--- begin Material ---
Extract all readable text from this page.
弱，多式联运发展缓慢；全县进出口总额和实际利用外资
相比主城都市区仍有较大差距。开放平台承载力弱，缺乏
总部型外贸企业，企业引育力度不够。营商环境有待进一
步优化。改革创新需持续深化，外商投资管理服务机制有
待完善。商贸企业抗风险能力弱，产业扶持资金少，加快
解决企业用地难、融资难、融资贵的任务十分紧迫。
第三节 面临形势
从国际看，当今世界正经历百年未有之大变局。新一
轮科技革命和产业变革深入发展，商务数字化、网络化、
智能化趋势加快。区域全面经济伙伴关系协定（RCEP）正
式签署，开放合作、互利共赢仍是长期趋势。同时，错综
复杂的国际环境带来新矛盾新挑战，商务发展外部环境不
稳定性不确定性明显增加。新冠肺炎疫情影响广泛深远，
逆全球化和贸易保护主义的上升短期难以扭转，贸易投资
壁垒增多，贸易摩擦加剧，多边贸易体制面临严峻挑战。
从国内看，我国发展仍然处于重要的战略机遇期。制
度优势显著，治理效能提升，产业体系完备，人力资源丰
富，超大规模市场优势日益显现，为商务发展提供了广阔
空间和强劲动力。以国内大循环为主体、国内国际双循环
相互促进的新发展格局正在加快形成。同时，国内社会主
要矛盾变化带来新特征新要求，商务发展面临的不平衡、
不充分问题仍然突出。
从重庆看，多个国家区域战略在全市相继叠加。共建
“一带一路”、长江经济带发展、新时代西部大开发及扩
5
--- end Material ---
> Exercise brief
Restate the data above word for word, please.

> Task answer
Extract all readable text from this page.
弱，多式联运发展缓慢；全县进出口总额和实际利用外资
相比主城都市区仍有较大差距。开放平台承载力弱，缺乏
总部型外贸企业，企业引育力度不够。营商环境有待进一
步优化。改革创新需持续深化，外商投资管理服务机制有
待完善。商贸企业抗风险能力弱，产业扶持资金少，加快
解决企业用地难、融资难、融资贵的任务十分紧迫。
第三节 面临形势
从国际看，当今世界正经历百年未有之大变局。新一
轮科技革命和产业变革深入发展，商务数字化、网络化、
智能化趋势加快。区域全面经济伙伴关系协定（RCEP）正
式签署，开放合作、互利共赢仍是长期趋势。同时，错综
复杂的国际环境带来新矛盾新挑战，商务发展外部环境不
稳定性不确定性明显增加。新冠肺炎疫情影响广泛深远，
逆全球化和贸易保护主义的上升短期难以扭转，贸易投资
壁垒增多，贸易摩擦加剧，多边贸易体制面临严峻挑战。
从国内看，我国发展仍然处于重要的战略机遇期。制
度优势显著，治理效能提升，产业体系完备，人力资源丰
富，超大规模市场优势日益显现，为商务发展提供了广阔
空间和强劲动力。以国内大循环为主体、国内国际双循环
相互促进的新发展格局正在加快形成。同时，国内社会主
要矛盾变化带来新特征新要求，商务发展面临的不平衡、
不充分问题仍然突出。
从重庆看，多个国家区域战略在全市相继叠加。共建
“一带一路”、长江经济带发展、新时代西部大开发及扩
5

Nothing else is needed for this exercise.